* [Task details]:
Continue the passage about the College of Cardinals from its last sentence.

Particularly enhanced was the number of cardinals from Latin America. Of the Church's 25 youngest cardinals, eight are now from that continent - no doubt acknowledging the fact it is home to 40 percent of the world's Catholics.
The word "cardinal" itself comes from the Latin word cardo for a hinge. It is an early reference to the important role of the cardinals. Originally these advisors to the Pope were chosen from the clergy of Rome, and from surrounding dioceses. In 1150, Pope Eugenius III constituted the cardinals as a college, but already since 1059 they had been the exclusive electors of the pope and since 1378, the popes have been solely from members of the college.
Between the 13th and 15th centuries, the number of cardinals rarely exceeded 30, but in 1586, Pope Sixtus V set a limit of 70, while Pope Paul VI (1963-1978) raised the limit to 120 - now exceeded by Pope John Paul II. Paul VI also prohibited those over 80 from voting in a conclave.
The present elector 135 cardinals fall into two main categories - those residing in Rome and those residing in their dioceses. Of the first group, about twenty work at the Vatican in charge of congregations for Clergy, Bishops, Liturgy and Sacraments, Doctrine of the Faith, etc.
Most of the expected curial offices received red hats: Jean-Baptiste Re at the Bishops' Congregation, Francis-Xavier Nguyen Van Thuan at Justice and Peace, Crescenzio Sepe, the Secretary of the Jubilee, Walter Kasper, Secretary of the Pontifical Council for Promoting Christian Unity - widely expected to head the Council upon the retirement of the Rome-based Australian, Edward Cassidy, now 76 - and others.

* [Extracted data]:

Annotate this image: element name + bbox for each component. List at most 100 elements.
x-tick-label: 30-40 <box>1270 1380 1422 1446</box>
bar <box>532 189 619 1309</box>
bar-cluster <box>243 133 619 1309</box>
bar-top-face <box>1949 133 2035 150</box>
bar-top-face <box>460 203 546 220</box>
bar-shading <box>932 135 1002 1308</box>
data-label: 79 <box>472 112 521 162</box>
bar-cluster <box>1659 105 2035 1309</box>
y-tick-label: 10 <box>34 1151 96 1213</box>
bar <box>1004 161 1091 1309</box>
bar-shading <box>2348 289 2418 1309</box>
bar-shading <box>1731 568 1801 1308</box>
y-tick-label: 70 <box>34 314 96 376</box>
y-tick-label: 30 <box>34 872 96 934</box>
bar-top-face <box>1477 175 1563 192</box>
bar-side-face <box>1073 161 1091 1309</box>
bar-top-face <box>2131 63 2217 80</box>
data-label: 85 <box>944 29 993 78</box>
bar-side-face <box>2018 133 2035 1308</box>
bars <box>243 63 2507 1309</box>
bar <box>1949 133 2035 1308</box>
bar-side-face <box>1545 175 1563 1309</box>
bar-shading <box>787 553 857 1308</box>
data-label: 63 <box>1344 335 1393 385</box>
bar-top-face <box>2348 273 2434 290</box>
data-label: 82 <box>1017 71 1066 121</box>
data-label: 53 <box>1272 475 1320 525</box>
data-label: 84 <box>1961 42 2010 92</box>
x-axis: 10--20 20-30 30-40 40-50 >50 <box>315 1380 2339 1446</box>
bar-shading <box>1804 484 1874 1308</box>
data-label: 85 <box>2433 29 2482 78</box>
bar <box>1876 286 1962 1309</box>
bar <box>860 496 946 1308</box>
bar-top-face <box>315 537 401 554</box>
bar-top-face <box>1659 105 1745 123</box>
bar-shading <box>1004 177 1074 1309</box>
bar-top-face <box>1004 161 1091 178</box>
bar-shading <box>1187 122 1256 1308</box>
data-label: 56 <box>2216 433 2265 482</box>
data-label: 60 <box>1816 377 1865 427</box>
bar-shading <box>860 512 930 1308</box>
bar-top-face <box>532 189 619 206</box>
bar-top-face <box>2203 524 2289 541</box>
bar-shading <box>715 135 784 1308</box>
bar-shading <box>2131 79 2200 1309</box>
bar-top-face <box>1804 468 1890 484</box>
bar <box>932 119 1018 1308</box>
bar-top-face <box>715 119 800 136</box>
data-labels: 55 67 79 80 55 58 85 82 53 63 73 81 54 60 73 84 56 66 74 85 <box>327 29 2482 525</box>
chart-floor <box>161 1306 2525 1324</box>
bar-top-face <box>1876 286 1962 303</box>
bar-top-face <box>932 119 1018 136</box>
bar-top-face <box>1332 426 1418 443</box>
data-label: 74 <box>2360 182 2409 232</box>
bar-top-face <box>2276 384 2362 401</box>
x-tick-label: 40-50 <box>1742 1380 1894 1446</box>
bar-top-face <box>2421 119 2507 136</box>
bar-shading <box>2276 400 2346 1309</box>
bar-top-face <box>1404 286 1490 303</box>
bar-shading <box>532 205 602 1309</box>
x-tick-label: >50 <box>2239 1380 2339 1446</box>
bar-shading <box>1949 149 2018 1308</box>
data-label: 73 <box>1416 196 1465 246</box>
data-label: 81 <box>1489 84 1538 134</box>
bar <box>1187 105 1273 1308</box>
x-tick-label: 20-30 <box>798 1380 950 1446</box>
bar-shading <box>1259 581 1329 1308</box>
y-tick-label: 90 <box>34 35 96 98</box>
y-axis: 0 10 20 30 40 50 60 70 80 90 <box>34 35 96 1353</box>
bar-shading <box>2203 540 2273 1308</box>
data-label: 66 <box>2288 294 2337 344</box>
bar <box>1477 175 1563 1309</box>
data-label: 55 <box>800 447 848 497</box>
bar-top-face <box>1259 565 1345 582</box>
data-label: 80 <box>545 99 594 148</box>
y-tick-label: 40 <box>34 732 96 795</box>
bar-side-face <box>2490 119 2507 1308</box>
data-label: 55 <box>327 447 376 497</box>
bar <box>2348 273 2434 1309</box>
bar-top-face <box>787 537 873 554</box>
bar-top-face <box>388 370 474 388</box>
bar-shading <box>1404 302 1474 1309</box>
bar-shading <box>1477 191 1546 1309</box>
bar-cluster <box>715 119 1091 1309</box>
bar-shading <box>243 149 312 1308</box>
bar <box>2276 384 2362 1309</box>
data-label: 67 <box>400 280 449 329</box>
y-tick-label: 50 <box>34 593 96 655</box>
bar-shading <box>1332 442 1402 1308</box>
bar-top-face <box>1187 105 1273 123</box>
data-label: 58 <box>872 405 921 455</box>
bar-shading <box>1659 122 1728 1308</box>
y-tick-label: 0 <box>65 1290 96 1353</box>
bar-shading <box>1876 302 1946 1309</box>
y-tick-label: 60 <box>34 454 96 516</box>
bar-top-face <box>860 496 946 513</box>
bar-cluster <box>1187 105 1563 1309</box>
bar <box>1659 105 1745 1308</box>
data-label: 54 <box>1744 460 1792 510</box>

* [Response box]:
In Ireland, the historic primatial see of Armagh, Northern Ireland, was passed over in favour of the much more populous Dublin, where Archbishop Desmond Connell, 74, will become a cardinal. A number of the appointees were archbishops who had recently succeeded to sees traditionally governed by cardinals, e.g., Edward Egan of New York, Theodore McCarrick of Washington DC and Cormac Murphy-O'Connor of Westminster.
An unexpected US name was that of the widely respected theologian, 82-year-old Fr Avery Dulles SJ (see page 12).
The Latin American residential archbishops who were created cardinals come from eight different countries, representing archdioceses with average Catholic populations of 3.5 million. With the elevation of the relatively young Juan Luis Cipriani Thorne - the 57-year-old Archbishop of Lima, Peru - Opus Dei has its first cardinal. As a young man he played in his country's national basketball team.
Despite having already for a second time exceeded the numerical limit set by Paul VI and confirmed by himself in the Apostolic Constitution Universi dominici gregis, John Paul II left open the possibility of naming even more cardinals in the not-too-distant future. Some Vatican watchers suggest this could occur as early as this coming December.
When reading out the 37 names on 21 January, the Holy Father noted that "many others merited the honour" and he hoped to have the opportunity "to testify in this manner to my esteem and affection to those people and the countries they represent."
In this regard, some in the media had been earlier suggesting a red hat might come to Melbourne, given the prominence of Archbishop George Pell.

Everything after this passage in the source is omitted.